__WHAT THE TASK ASKS__
Collect all lines containing the word "name" from the data.

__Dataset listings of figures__
# # # # #

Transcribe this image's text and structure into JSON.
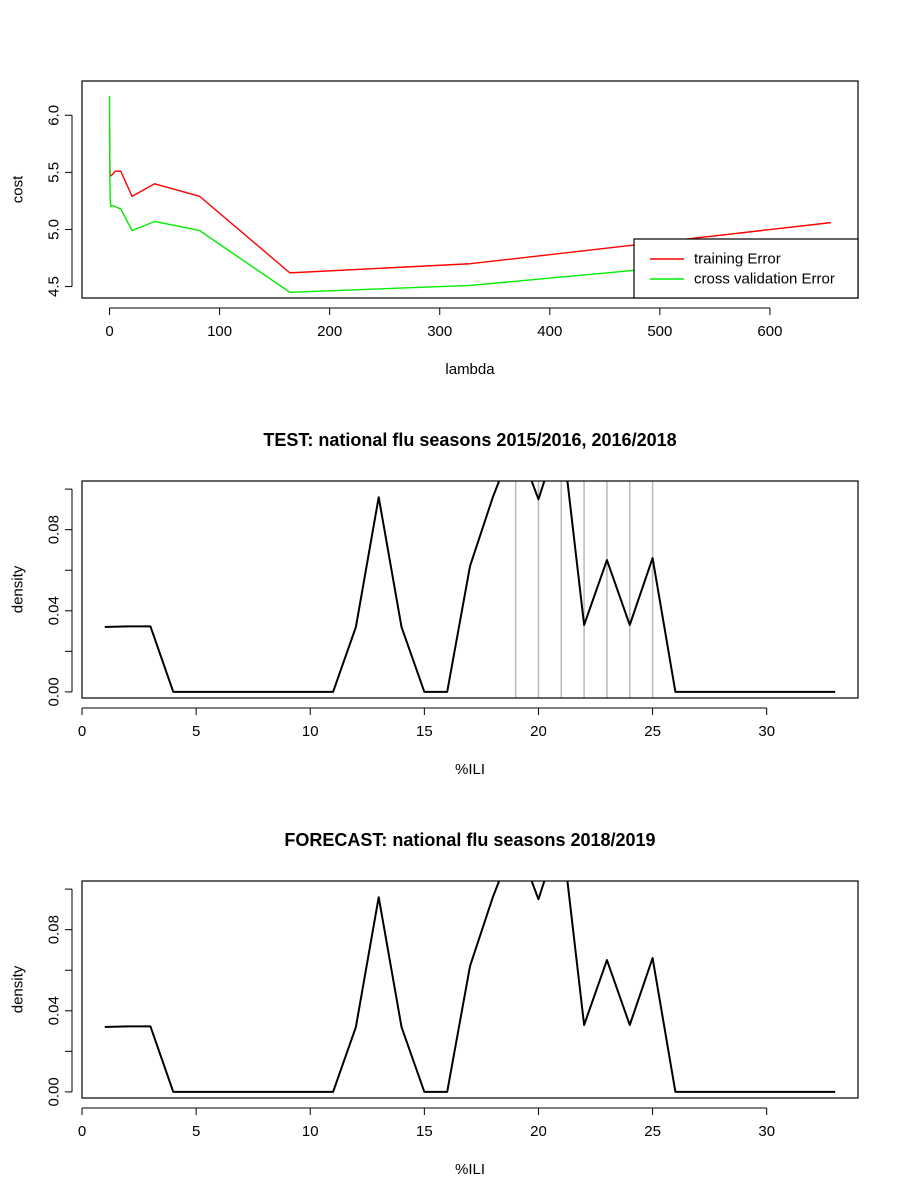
{
  "colors": {
    "training": "#ff0000",
    "cv": "#00ee00",
    "density": "#000000",
    "vlines": "#bebebe"
  },
  "chart_data": [
    {
      "id": "cost",
      "type": "line",
      "title": "",
      "xlabel": "lambda",
      "ylabel": "cost",
      "xlim": [
        -25,
        680
      ],
      "ylim": [
        4.4,
        6.3
      ],
      "xticks": [
        0,
        100,
        200,
        300,
        400,
        500,
        600
      ],
      "yticks": [
        4.5,
        5.0,
        5.5,
        6.0
      ],
      "ytick_labels": [
        "4.5",
        "5.0",
        "5.5",
        "6.0"
      ],
      "legend_position": "bottom-right",
      "series": [
        {
          "name": "training Error",
          "color": "#ff0000",
          "x": [
            0,
            0.16,
            0.32,
            0.64,
            1.28,
            2.56,
            5.12,
            10.24,
            20.48,
            40.96,
            81.92,
            163.84,
            327.68,
            655.36
          ],
          "y": [
            5.88,
            5.7,
            5.55,
            5.48,
            5.47,
            5.48,
            5.51,
            5.51,
            5.29,
            5.4,
            5.29,
            4.62,
            4.7,
            5.06
          ]
        },
        {
          "name": "cross validation Error",
          "color": "#00ee00",
          "x": [
            0,
            0.16,
            0.32,
            0.64,
            1.28,
            2.56,
            5.12,
            10.24,
            20.48,
            40.96,
            81.92,
            163.84,
            327.68,
            655.36
          ],
          "y": [
            6.17,
            5.8,
            5.45,
            5.25,
            5.2,
            5.21,
            5.2,
            5.18,
            4.99,
            5.07,
            4.99,
            4.45,
            4.51,
            4.8
          ]
        }
      ]
    },
    {
      "id": "test",
      "type": "line",
      "title": "TEST: national flu seasons 2015/2016, 2016/2018",
      "xlabel": "%ILI",
      "ylabel": "density",
      "xlim": [
        0,
        34
      ],
      "ylim": [
        -0.003,
        0.104
      ],
      "xticks": [
        0,
        5,
        10,
        15,
        20,
        25,
        30
      ],
      "yticks": [
        0,
        0.02,
        0.04,
        0.06,
        0.08,
        0.1
      ],
      "ytick_labels": [
        "0.00",
        "",
        "0.04",
        "",
        "0.08",
        ""
      ],
      "vlines": [
        19,
        20,
        21,
        22,
        23,
        24,
        25
      ],
      "series": [
        {
          "x": [
            1,
            2,
            3,
            4,
            5,
            6,
            7,
            8,
            9,
            10,
            11,
            12,
            13,
            14,
            15,
            16,
            17,
            18,
            19,
            20,
            21,
            22,
            23,
            24,
            25,
            26,
            27,
            28,
            29,
            30,
            31,
            32,
            33
          ],
          "y": [
            0.032,
            0.0323,
            0.0323,
            0,
            0,
            0,
            0,
            0,
            0,
            0,
            0,
            0.032,
            0.096,
            0.032,
            0,
            0,
            0.062,
            0.096,
            0.125,
            0.095,
            0.13,
            0.033,
            0.065,
            0.033,
            0.066,
            0,
            0,
            0,
            0,
            0,
            0,
            0,
            0
          ]
        }
      ]
    },
    {
      "id": "forecast",
      "type": "line",
      "title": "FORECAST: national flu seasons 2018/2019",
      "xlabel": "%ILI",
      "ylabel": "density",
      "xlim": [
        0,
        34
      ],
      "ylim": [
        -0.003,
        0.104
      ],
      "xticks": [
        0,
        5,
        10,
        15,
        20,
        25,
        30
      ],
      "yticks": [
        0,
        0.02,
        0.04,
        0.06,
        0.08,
        0.1
      ],
      "ytick_labels": [
        "0.00",
        "",
        "0.04",
        "",
        "0.08",
        ""
      ],
      "vlines": [],
      "series": [
        {
          "x": [
            1,
            2,
            3,
            4,
            5,
            6,
            7,
            8,
            9,
            10,
            11,
            12,
            13,
            14,
            15,
            16,
            17,
            18,
            19,
            20,
            21,
            22,
            23,
            24,
            25,
            26,
            27,
            28,
            29,
            30,
            31,
            32,
            33
          ],
          "y": [
            0.032,
            0.0323,
            0.0323,
            0,
            0,
            0,
            0,
            0,
            0,
            0,
            0,
            0.032,
            0.096,
            0.032,
            0,
            0,
            0.062,
            0.096,
            0.125,
            0.095,
            0.13,
            0.033,
            0.065,
            0.033,
            0.066,
            0,
            0,
            0,
            0,
            0,
            0,
            0,
            0
          ]
        }
      ]
    }
  ]
}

# # # # #

__EXERCISE OUTPUT__
          "name": "training Error",
          "name": "cross validation Error",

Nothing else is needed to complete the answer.